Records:
* * * * *

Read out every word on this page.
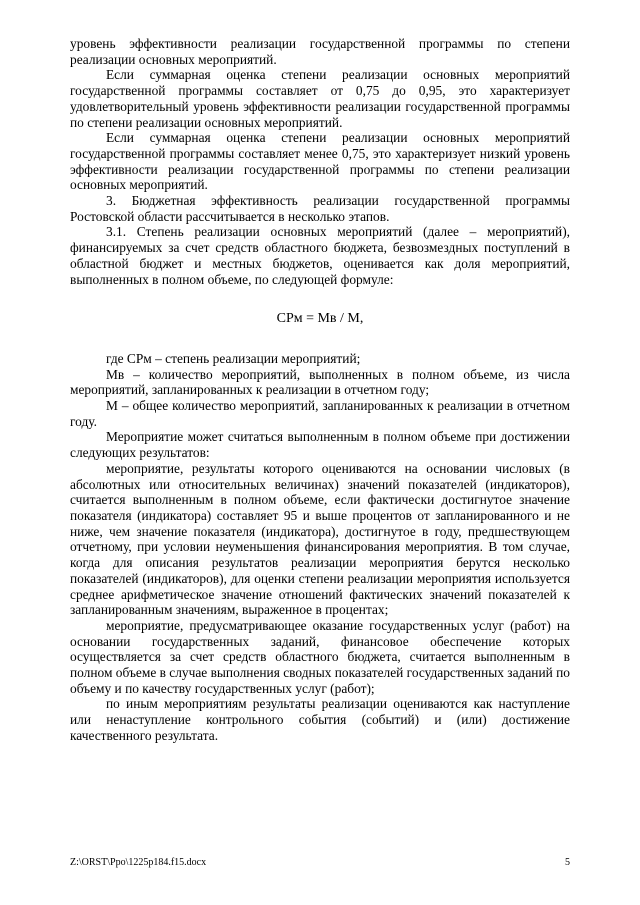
уровень эффективности реализации государственной программы по степени реализации основных мероприятий.

Если суммарная оценка степени реализации основных мероприятий государственной программы составляет от 0,75 до 0,95, это характеризует удовлетворительный уровень эффективности реализации государственной программы по степени реализации основных мероприятий.

Если суммарная оценка степени реализации основных мероприятий государственной программы составляет менее 0,75, это характеризует низкий уровень эффективности реализации государственной программы по степени реализации основных мероприятий.

3. Бюджетная эффективность реализации государственной программы Ростовской области рассчитывается в несколько этапов.

3.1. Степень реализации основных мероприятий (далее – мероприятий), финансируемых за счет средств областного бюджета, безвозмездных поступлений в областной бюджет и местных бюджетов, оценивается как доля мероприятий, выполненных в полном объеме, по следующей формуле:

СРм = Мв / М,

где СРм – степень реализации мероприятий;

Мв – количество мероприятий, выполненных в полном объеме, из числа мероприятий, запланированных к реализации в отчетном году;

М – общее количество мероприятий, запланированных к реализации в отчетном году.

Мероприятие может считаться выполненным в полном объеме при достижении следующих результатов:

мероприятие, результаты которого оцениваются на основании числовых (в абсолютных или относительных величинах) значений показателей (индикаторов), считается выполненным в полном объеме, если фактически достигнутое значение показателя (индикатора) составляет 95 и выше процентов от запланированного и не ниже, чем значение показателя (индикатора), достигнутое в году, предшествующем отчетному, при условии неуменьшения финансирования мероприятия. В том случае, когда для описания результатов реализации мероприятия берутся несколько показателей (индикаторов), для оценки степени реализации мероприятия используется среднее арифметическое значение отношений фактических значений показателей к запланированным значениям, выраженное в процентах;

мероприятие, предусматривающее оказание государственных услуг (работ) на основании государственных заданий, финансовое обеспечение которых осуществляется за счет средств областного бюджета, считается выполненным в полном объеме в случае выполнения сводных показателей государственных заданий по объему и по качеству государственных услуг (работ);

по иным мероприятиям результаты реализации оцениваются как наступление или ненаступление контрольного события (событий) и (или) достижение качественного результата.

Z:\ORST\Ppo\1225p184.f15.docx	5
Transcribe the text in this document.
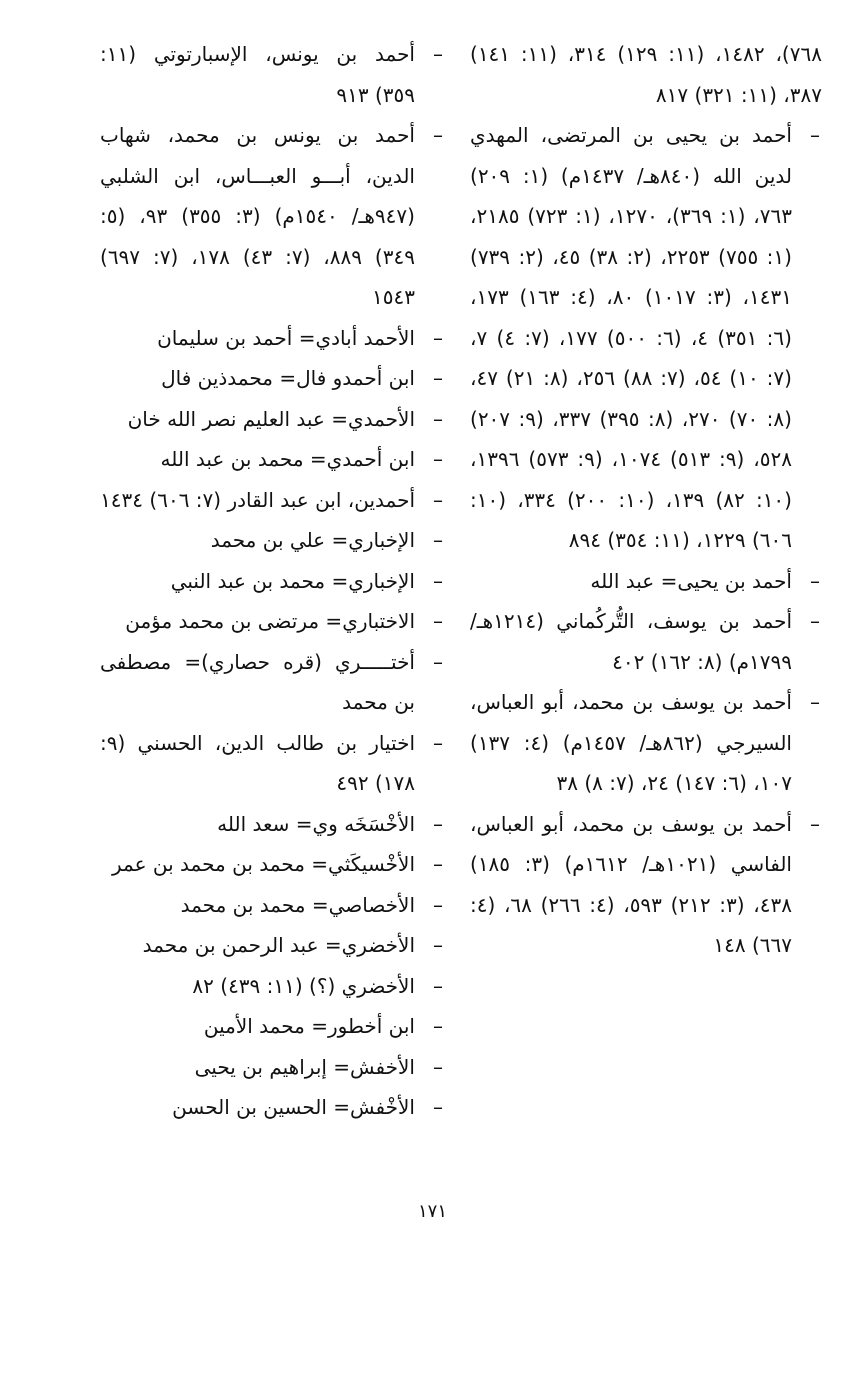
٧٦٨)، ١٤٨٢، (١١: ١٢٩) ٣١٤، (١١: ١٤١) ٣٨٧، (١١: ٣٢١) ٨١٧

–
أحمد بن يحيى بن المرتضى، المهدي لدين الله (٨٤٠هـ/ ١٤٣٧م) (١: ٢٠٩) ٧٦٣، (١: ٣٦٩)، ١٢٧٠، (١: ٧٢٣) ٢١٨٥، (١: ٧٥٥) ٢٢٥٣، (٢: ٣٨) ٤٥، (٢: ٧٣٩) ١٤٣١، (٣: ١٠١٧) ٨٠، (٤: ١٦٣) ١٧٣، (٦: ٣٥١) ٤، (٦: ٥٠٠) ١٧٧، (٧: ٤) ٧، (٧: ١٠) ٥٤، (٧: ٨٨) ٢٥٦، (٨: ٢١) ٤٧، (٨: ٧٠) ٢٧٠، (٨: ٣٩٥) ٣٣٧، (٩: ٢٠٧) ٥٢٨، (٩: ٥١٣) ١٠٧٤، (٩: ٥٧٣) ١٣٩٦، (١٠: ٨٢) ١٣٩، (١٠: ٢٠٠) ٣٣٤، (١٠: ٦٠٦) ١٢٢٩، (١١: ٣٥٤) ٨٩٤

–
أحمد بن يحيى= عبد الله

–
أحمد بن يوسف، التُّركُماني (١٢١٤هـ/ ١٧٩٩م) (٨: ١٦٢) ٤٠٢

–
أحمد بن يوسف بن محمد، أبو العباس، السيرجي (٨٦٢هـ/ ١٤٥٧م) (٤: ١٣٧) ١٠٧، (٦: ١٤٧) ٢٤، (٧: ٨) ٣٨

–
أحمد بن يوسف بن محمد، أبو العباس، الفاسي (١٠٢١هـ/ ١٦١٢م) (٣: ١٨٥) ٤٣٨، (٣: ٢١٢) ٥٩٣، (٤: ٢٦٦) ٦٨، (٤: ٦٦٧) ١٤٨

–
أحمد بن يونس، الإسبارتوتي (١١: ٣٥٩) ٩١٣

–
أحمد بن يونس بن محمد، شهاب الدين، أبـــو العبـــاس، ابن الشلبي (٩٤٧هـ/ ١٥٤٠م) (٣: ٣٥٥) ٩٣، (٥: ٣٤٩) ٨٨٩، (٧: ٤٣) ١٧٨، (٧: ٦٩٧) ١٥٤٣

–
الأحمد أبادي= أحمد بن سليمان

–
ابن أحمدو فال= محمدذين فال

–
الأحمدي= عبد العليم نصر الله خان

–
ابن أحمدي= محمد بن عبد الله

–
أحمدين، ابن عبد القادر (٧: ٦٠٦) ١٤٣٤

–
الإخباري= علي بن محمد

–
الإخباري= محمد بن عبد النبي

–
الاختباري= مرتضى بن محمد مؤمن

–
أختـــــري (قره حصاري)= مصطفى بن محمد

–
اختيار بن طالب الدين، الحسني (٩: ١٧٨) ٤٩٢

–
الأخْسَخَه وي= سعد الله

–
الأخْسيكَثي= محمد بن محمد بن عمر

–
الأخصاصي= محمد بن محمد

–
الأخضري= عبد الرحمن بن محمد

–
الأخضري (؟) (١١: ٤٣٩) ٨٢

–
ابن أخطور= محمد الأمين

–
الأخفش= إبراهيم بن يحيى

–
الأخْفش= الحسين بن الحسن

١٧١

* * * * *

> [REQUIREMENTS]
Search the preceding listing for "يوسف" and extract every line where it is found.

> [PROBLEM SOLUTION]
أحمد بن يوسف، التُّركُماني (١٢١٤هـ/ ١٧٩٩م) (٨: ١٦٢) ٤٠٢
أحمد بن يوسف بن محمد، أبو العباس، السيرجي (٨٦٢هـ/ ١٤٥٧م) (٤: ١٣٧) ١٠٧، (٦: ١٤٧) ٢٤، (٧: ٨) ٣٨
أحمد بن يوسف بن محمد، أبو العباس، الفاسي (١٠٢١هـ/ ١٦١٢م) (٣: ١٨٥) ٤٣٨، (٣: ٢١٢) ٥٩٣، (٤: ٢٦٦) ٦٨، (٤: ٦٦٧) ١٤٨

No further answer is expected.